> PASSAGE PROVIDED
## START

Monte Carlo integration is an extensive mathematical topic and I won't delve much further into the specifics, but we'll mention that there are multiple ways of generating the random samples. By default, each sample is completely (pseudo)random as we're used to, but by utilizing certain properties of semi-random sequences we can generate sample vectors that are still random, but have interesting properties. For instance, we can do Monte Carlo integration on something called low-discrepancy sequences which still generate random samples, but each sample is more evenly distributed (image courtesy of James Heald):

When using a low-discrepancy sequence for generating the Monte Carlo sample vectors, the process is known as Quasi-Monte Carlo integration. Quasi-Monte Carlo methods have a faster rate of convergence which makes them interesting for performance heavy applications.

Given our newly obtained knowledge of Monte Carlo and Quasi-Monte Carlo integration, there is an interesting property we can use for an even faster rate of convergence known as importance sampling. We've mentioned it before in this chapter, but when it comes to specular reflections of light, the reflected light vectors are constrained in a specular lobe with its size determined by the roughness of the surface. Seeing as any (quasi-)randomly generated sample outside the specular lobe isn't relevant to the specular integral it makes sense to focus the sample generation to within the specular lobe, at the cost of making the Monte Carlo estimator biased.

This is in essence what importance sampling is about: generate sample vectors in some region constrained by the roughness oriented around the microfacet's halfway vector. By combining Quasi-Monte Carlo sampling with a low-discrepancy sequence and biasing the sample vectors using importance sampling, we get a high rate of convergence. Because we reach the solution at a faster rate, we'll need significantly fewer samples to reach an approximation that is sufficient enough.

A low-discrepancy sequence

In this chapter we'll pre-compute the specular portion of the indirect reflectance equation using importance sampling given a random low-discrepancy sequence based on the Quasi-Monte Carlo method. The sequence we'll be using is known as the Hammersley Sequence as carefully described by Holger Dammertz. The Hammersley sequence is based on the Van Der Corput sequence which mirrors a decimal binary representation around its decimal point.

Given some neat bit tricks, we can quite efficiently generate the Van Der Corput sequence in a shader program which we'll use to get a Hammersley sequence sample i over N total samples:


float RadicalInverse_VdC(uint bits)

## END

> Dataset entries
## START

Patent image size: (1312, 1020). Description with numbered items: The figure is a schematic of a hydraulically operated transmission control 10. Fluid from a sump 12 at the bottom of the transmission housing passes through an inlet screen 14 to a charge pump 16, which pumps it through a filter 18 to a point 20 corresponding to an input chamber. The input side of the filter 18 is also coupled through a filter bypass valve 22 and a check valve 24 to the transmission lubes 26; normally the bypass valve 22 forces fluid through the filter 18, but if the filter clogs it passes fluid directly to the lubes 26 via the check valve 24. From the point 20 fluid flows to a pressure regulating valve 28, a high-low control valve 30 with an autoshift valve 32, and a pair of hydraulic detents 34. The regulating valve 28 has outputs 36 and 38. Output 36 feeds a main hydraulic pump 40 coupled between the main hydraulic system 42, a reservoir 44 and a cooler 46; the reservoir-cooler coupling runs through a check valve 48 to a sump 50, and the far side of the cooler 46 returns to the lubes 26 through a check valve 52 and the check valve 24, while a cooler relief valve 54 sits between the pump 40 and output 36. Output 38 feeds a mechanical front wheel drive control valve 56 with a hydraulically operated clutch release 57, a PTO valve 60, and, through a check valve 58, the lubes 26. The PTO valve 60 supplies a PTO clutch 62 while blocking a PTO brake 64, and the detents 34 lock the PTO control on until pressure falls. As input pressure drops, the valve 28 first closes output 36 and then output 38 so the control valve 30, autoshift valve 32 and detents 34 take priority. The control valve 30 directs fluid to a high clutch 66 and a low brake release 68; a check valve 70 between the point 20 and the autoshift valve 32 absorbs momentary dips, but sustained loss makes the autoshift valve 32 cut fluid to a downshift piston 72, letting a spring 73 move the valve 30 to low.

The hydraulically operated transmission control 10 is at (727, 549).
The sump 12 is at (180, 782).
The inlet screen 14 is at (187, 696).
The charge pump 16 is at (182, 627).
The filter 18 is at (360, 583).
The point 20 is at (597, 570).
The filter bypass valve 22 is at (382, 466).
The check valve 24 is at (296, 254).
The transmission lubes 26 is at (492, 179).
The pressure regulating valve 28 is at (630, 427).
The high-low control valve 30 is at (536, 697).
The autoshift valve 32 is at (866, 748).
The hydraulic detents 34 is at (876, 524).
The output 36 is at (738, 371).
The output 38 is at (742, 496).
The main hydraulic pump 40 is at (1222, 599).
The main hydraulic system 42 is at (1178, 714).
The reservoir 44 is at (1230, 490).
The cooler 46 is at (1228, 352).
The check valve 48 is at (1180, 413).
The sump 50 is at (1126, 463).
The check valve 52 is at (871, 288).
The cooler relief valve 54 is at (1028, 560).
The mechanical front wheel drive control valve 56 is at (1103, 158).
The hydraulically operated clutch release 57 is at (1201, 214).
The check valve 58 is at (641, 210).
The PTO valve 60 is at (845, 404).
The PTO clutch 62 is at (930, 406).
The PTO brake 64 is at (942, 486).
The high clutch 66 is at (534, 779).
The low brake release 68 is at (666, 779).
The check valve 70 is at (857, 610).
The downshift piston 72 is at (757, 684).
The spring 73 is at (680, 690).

## END

> REQUIRED TASKS
1. Please duplicate the part of the Monte Carlo integration passage that opens with the words containing "Monte Carlo integration is" and closes with "performance heavy applications.".
2. How many lines of the records contain the string "lubes"? Reply with the number alone.

> RESULTS OF THE TASKS
1.
Monte Carlo integration is an extensive mathematical topic and I won't delve much further into the specifics, but we'll mention that there are multiple ways of generating the random samples. By default, each sample is completely (pseudo)random as we're used to, but by utilizing certain properties of semi-random sequences we can generate sample vectors that are still random, but have interesting properties. For instance, we can do Monte Carlo integration on something called low-discrepancy sequences which still generate random samples, but each sample is more evenly distributed (image courtesy of James Heald):

When using a low-discrepancy sequence for generating the Monte Carlo sample vectors, the process is known as Quasi-Monte Carlo integration. Quasi-Monte Carlo methods have a faster rate of convergence which makes them interesting for performance heavy applications.

2. 2